Written exercise:
Nothing may be dropped or altered: reproduce all the data.

Rows:
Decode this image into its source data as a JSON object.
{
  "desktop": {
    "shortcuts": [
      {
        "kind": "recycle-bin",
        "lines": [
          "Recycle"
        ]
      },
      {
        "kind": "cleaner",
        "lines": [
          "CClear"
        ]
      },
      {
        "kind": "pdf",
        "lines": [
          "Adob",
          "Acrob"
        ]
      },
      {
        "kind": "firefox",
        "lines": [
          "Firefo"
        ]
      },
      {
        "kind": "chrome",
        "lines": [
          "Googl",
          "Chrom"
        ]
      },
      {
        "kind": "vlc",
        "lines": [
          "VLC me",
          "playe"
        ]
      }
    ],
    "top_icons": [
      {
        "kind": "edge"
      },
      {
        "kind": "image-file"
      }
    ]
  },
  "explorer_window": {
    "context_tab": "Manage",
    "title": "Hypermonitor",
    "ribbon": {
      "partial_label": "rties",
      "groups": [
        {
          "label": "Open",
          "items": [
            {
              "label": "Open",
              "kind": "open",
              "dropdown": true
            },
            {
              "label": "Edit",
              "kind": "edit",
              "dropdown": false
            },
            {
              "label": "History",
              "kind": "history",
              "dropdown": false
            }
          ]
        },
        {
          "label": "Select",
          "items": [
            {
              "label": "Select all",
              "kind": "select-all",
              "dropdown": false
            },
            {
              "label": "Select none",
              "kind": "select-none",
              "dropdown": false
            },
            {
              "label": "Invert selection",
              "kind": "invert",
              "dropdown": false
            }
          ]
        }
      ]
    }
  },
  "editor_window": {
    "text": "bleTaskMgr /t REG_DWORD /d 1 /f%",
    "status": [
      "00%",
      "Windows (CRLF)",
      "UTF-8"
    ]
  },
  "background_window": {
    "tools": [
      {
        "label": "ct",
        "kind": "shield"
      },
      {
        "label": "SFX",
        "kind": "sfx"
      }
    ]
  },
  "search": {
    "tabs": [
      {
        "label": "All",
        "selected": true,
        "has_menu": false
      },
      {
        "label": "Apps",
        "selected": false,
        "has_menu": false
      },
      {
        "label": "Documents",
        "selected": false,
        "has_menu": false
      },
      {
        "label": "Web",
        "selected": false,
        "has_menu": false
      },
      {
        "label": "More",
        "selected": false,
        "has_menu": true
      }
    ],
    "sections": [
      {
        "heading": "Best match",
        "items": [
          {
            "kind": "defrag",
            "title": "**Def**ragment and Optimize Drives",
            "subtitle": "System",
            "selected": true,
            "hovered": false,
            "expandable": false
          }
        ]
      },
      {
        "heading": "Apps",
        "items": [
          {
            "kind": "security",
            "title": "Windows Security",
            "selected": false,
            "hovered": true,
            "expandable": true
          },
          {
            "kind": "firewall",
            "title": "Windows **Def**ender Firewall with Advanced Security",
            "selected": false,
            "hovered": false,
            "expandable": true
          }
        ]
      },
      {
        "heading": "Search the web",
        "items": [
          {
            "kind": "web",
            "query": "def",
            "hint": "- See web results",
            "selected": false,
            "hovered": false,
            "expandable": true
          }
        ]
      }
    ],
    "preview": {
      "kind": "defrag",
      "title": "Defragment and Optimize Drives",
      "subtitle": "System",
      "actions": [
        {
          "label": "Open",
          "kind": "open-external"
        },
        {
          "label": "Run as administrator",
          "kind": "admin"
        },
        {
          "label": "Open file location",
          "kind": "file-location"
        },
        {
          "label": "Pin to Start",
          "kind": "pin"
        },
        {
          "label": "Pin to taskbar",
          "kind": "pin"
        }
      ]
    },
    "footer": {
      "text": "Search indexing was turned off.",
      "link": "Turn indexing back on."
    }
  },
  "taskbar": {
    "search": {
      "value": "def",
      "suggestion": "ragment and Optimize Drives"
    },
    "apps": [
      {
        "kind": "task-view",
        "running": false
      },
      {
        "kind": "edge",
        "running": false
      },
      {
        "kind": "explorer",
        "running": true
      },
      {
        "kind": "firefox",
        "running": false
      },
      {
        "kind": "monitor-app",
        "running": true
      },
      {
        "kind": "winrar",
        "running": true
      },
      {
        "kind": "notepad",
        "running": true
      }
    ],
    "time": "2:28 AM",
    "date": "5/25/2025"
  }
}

In response:
Decode this image into its source data as a JSON object.
{
  "desktop": {
    "shortcuts": [
      {
        "kind": "recycle-bin",
        "lines": [
          "Recycle"
        ]
      },
      {
        "kind": "cleaner",
        "lines": [
          "CClear"
        ]
      },
      {
        "kind": "pdf",
        "lines": [
          "Adob",
          "Acrob"
        ]
      },
      {
        "kind": "firefox",
        "lines": [
          "Firefo"
        ]
      },
      {
        "kind": "chrome",
        "lines": [
          "Googl",
          "Chrom"
        ]
      },
      {
        "kind": "vlc",
        "lines": [
          "VLC me",
          "playe"
        ]
      }
    ],
    "top_icons": [
      {
        "kind": "edge"
      },
      {
        "kind": "image-file"
      }
    ]
  },
  "explorer_window": {
    "context_tab": "Manage",
    "title": "Hypermonitor",
    "ribbon": {
      "partial_label": "rties",
      "groups": [
        {
          "label": "Open",
          "items": [
            {
              "label": "Open",
              "kind": "open",
              "dropdown": true
            },
            {
              "label": "Edit",
              "kind": "edit",
              "dropdown": false
            },
            {
              "label": "History",
              "kind": "history",
              "dropdown": false
            }
          ]
        },
        {
          "label": "Select",
          "items": [
            {
              "label": "Select all",
              "kind": "select-all",
              "dropdown": false
            },
            {
              "label": "Select none",
              "kind": "select-none",
              "dropdown": false
            },
            {
              "label": "Invert selection",
              "kind": "invert",
              "dropdown": false
            }
          ]
        }
      ]
    }
  },
  "editor_window": {
    "text": "bleTaskMgr /t REG_DWORD /d 1 /f%",
    "status": [
      "00%",
      "Windows (CRLF)",
      "UTF-8"
    ]
  },
  "background_window": {
    "tools": [
      {
        "label": "ct",
        "kind": "shield"
      },
      {
        "label": "SFX",
        "kind": "sfx"
      }
    ]
  },
  "search": {
    "tabs": [
      {
        "label": "All",
        "selected": true,
        "has_menu": false
      },
      {
        "label": "Apps",
        "selected": false,
        "has_menu": false
      },
      {
        "label": "Documents",
        "selected": false,
        "has_menu": false
      },
      {
        "label": "Web",
        "selected": false,
        "has_menu": false
      },
      {
        "label": "More",
        "selected": false,
        "has_menu": true
      }
    ],
    "sections": [
      {
        "heading": "Best match",
        "items": [
          {
            "kind": "defrag",
            "title": "**Def**ragment and Optimize Drives",
            "subtitle": "System",
            "selected": true,
            "hovered": false,
            "expandable": false
          }
        ]
      },
      {
        "heading": "Apps",
        "items": [
          {
            "kind": "security",
            "title": "Windows Security",
            "selected": false,
            "hovered": true,
            "expandable": true
          },
          {
            "kind": "firewall",
            "title": "Windows **Def**ender Firewall with Advanced Security",
            "selected": false,
            "hovered": false,
            "expandable": true
          }
        ]
      },
      {
        "heading": "Search the web",
        "items": [
          {
            "kind": "web",
            "query": "def",
            "hint": "- See web results",
            "selected": false,
            "hovered": false,
            "expandable": true
          }
        ]
      }
    ],
    "preview": {
      "kind": "defrag",
      "title": "Defragment and Optimize Drives",
      "subtitle": "System",
      "actions": [
        {
          "label": "Open",
          "kind": "open-external"
        },
        {
          "label": "Run as administrator",
          "kind": "admin"
        },
        {
          "label": "Open file location",
          "kind": "file-location"
        },
        {
          "label": "Pin to Start",
          "kind": "pin"
        },
        {
          "label": "Pin to taskbar",
          "kind": "pin"
        }
      ]
    },
    "footer": {
      "text": "Search indexing was turned off.",
      "link": "Turn indexing back on."
    }
  },
  "taskbar": {
    "search": {
      "value": "def",
      "suggestion": "ragment and Optimize Drives"
    },
    "apps": [
      {
        "kind": "task-view",
        "running": false
      },
      {
        "kind": "edge",
        "running": false
      },
      {
        "kind": "explorer",
        "running": true
      },
      {
        "kind": "firefox",
        "running": false
      },
      {
        "kind": "monitor-app",
        "running": true
      },
      {
        "kind": "winrar",
        "running": true
      },
      {
        "kind": "notepad",
        "running": true
      }
    ],
    "time": "2:28 AM",
    "date": "5/25/2025"
  }
}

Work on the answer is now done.